Collected data entries:
◆ ◆ ◆ ◆ ◆

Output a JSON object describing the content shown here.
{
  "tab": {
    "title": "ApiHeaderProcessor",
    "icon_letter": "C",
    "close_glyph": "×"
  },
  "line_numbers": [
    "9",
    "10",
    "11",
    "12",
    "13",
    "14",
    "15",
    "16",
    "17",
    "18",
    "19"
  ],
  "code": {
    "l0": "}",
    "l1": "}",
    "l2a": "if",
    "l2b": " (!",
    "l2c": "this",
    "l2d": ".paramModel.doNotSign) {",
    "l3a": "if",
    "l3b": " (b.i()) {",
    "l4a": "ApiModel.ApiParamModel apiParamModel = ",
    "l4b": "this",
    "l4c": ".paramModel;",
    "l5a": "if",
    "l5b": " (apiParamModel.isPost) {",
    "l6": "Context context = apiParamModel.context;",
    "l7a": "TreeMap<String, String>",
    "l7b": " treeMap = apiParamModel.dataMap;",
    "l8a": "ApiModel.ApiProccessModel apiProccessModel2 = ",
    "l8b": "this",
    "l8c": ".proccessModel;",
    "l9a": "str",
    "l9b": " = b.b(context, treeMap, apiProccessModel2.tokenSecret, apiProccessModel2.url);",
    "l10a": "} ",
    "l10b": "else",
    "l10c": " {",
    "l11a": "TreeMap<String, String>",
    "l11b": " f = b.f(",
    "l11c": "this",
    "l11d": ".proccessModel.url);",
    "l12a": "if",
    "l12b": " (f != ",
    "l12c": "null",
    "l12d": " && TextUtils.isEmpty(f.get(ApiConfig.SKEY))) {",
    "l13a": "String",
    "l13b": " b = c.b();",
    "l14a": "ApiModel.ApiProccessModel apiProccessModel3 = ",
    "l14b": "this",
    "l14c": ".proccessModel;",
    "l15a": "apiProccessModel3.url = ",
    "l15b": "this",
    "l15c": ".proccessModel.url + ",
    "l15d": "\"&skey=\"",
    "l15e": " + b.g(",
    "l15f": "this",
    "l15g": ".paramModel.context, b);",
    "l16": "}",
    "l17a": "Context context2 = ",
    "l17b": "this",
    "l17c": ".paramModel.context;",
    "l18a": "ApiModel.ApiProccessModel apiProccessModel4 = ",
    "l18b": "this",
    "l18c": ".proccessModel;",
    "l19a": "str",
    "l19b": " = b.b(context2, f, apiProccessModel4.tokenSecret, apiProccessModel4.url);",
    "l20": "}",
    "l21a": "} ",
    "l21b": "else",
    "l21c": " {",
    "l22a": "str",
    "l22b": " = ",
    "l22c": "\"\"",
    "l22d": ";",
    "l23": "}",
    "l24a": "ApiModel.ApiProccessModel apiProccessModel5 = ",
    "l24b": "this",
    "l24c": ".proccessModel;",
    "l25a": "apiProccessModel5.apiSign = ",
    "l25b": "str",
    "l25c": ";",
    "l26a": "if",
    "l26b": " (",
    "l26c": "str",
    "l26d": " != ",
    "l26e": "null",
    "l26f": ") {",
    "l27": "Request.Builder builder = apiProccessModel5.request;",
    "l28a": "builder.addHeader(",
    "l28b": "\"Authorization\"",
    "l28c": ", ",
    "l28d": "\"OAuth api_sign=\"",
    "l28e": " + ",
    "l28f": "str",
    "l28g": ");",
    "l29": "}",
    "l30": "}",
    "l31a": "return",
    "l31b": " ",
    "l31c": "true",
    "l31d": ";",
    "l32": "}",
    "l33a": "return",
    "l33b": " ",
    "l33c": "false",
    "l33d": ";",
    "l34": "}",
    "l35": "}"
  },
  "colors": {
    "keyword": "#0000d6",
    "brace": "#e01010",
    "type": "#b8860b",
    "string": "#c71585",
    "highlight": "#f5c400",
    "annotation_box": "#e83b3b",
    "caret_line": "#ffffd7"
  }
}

◆ ◆ ◆ ◆ ◆

# GIVEN PROBLEM:
Retype all of the material above with every character intact.

# CORRECT RESPONSE:
Output a JSON object describing the content shown here.
{
  "tab": {
    "title": "ApiHeaderProcessor",
    "icon_letter": "C",
    "close_glyph": "×"
  },
  "line_numbers": [
    "9",
    "10",
    "11",
    "12",
    "13",
    "14",
    "15",
    "16",
    "17",
    "18",
    "19"
  ],
  "code": {
    "l0": "}",
    "l1": "}",
    "l2a": "if",
    "l2b": " (!",
    "l2c": "this",
    "l2d": ".paramModel.doNotSign) {",
    "l3a": "if",
    "l3b": " (b.i()) {",
    "l4a": "ApiModel.ApiParamModel apiParamModel = ",
    "l4b": "this",
    "l4c": ".paramModel;",
    "l5a": "if",
    "l5b": " (apiParamModel.isPost) {",
    "l6": "Context context = apiParamModel.context;",
    "l7a": "TreeMap<String, String>",
    "l7b": " treeMap = apiParamModel.dataMap;",
    "l8a": "ApiModel.ApiProccessModel apiProccessModel2 = ",
    "l8b": "this",
    "l8c": ".proccessModel;",
    "l9a": "str",
    "l9b": " = b.b(context, treeMap, apiProccessModel2.tokenSecret, apiProccessModel2.url);",
    "l10a": "} ",
    "l10b": "else",
    "l10c": " {",
    "l11a": "TreeMap<String, String>",
    "l11b": " f = b.f(",
    "l11c": "this",
    "l11d": ".proccessModel.url);",
    "l12a": "if",
    "l12b": " (f != ",
    "l12c": "null",
    "l12d": " && TextUtils.isEmpty(f.get(ApiConfig.SKEY))) {",
    "l13a": "String",
    "l13b": " b = c.b();",
    "l14a": "ApiModel.ApiProccessModel apiProccessModel3 = ",
    "l14b": "this",
    "l14c": ".proccessModel;",
    "l15a": "apiProccessModel3.url = ",
    "l15b": "this",
    "l15c": ".proccessModel.url + ",
    "l15d": "\"&skey=\"",
    "l15e": " + b.g(",
    "l15f": "this",
    "l15g": ".paramModel.context, b);",
    "l16": "}",
    "l17a": "Context context2 = ",
    "l17b": "this",
    "l17c": ".paramModel.context;",
    "l18a": "ApiModel.ApiProccessModel apiProccessModel4 = ",
    "l18b": "this",
    "l18c": ".proccessModel;",
    "l19a": "str",
    "l19b": " = b.b(context2, f, apiProccessModel4.tokenSecret, apiProccessModel4.url);",
    "l20": "}",
    "l21a": "} ",
    "l21b": "else",
    "l21c": " {",
    "l22a": "str",
    "l22b": " = ",
    "l22c": "\"\"",
    "l22d": ";",
    "l23": "}",
    "l24a": "ApiModel.ApiProccessModel apiProccessModel5 = ",
    "l24b": "this",
    "l24c": ".proccessModel;",
    "l25a": "apiProccessModel5.apiSign = ",
    "l25b": "str",
    "l25c": ";",
    "l26a": "if",
    "l26b": " (",
    "l26c": "str",
    "l26d": " != ",
    "l26e": "null",
    "l26f": ") {",
    "l27": "Request.Builder builder = apiProccessModel5.request;",
    "l28a": "builder.addHeader(",
    "l28b": "\"Authorization\"",
    "l28c": ", ",
    "l28d": "\"OAuth api_sign=\"",
    "l28e": " + ",
    "l28f": "str",
    "l28g": ");",
    "l29": "}",
    "l30": "}",
    "l31a": "return",
    "l31b": " ",
    "l31c": "true",
    "l31d": ";",
    "l32": "}",
    "l33a": "return",
    "l33b": " ",
    "l33c": "false",
    "l33d": ";",
    "l34": "}",
    "l35": "}"
  },
  "colors": {
    "keyword": "#0000d6",
    "brace": "#e01010",
    "type": "#b8860b",
    "string": "#c71585",
    "highlight": "#f5c400",
    "annotation_box": "#e83b3b",
    "caret_line": "#ffffd7"
  }
}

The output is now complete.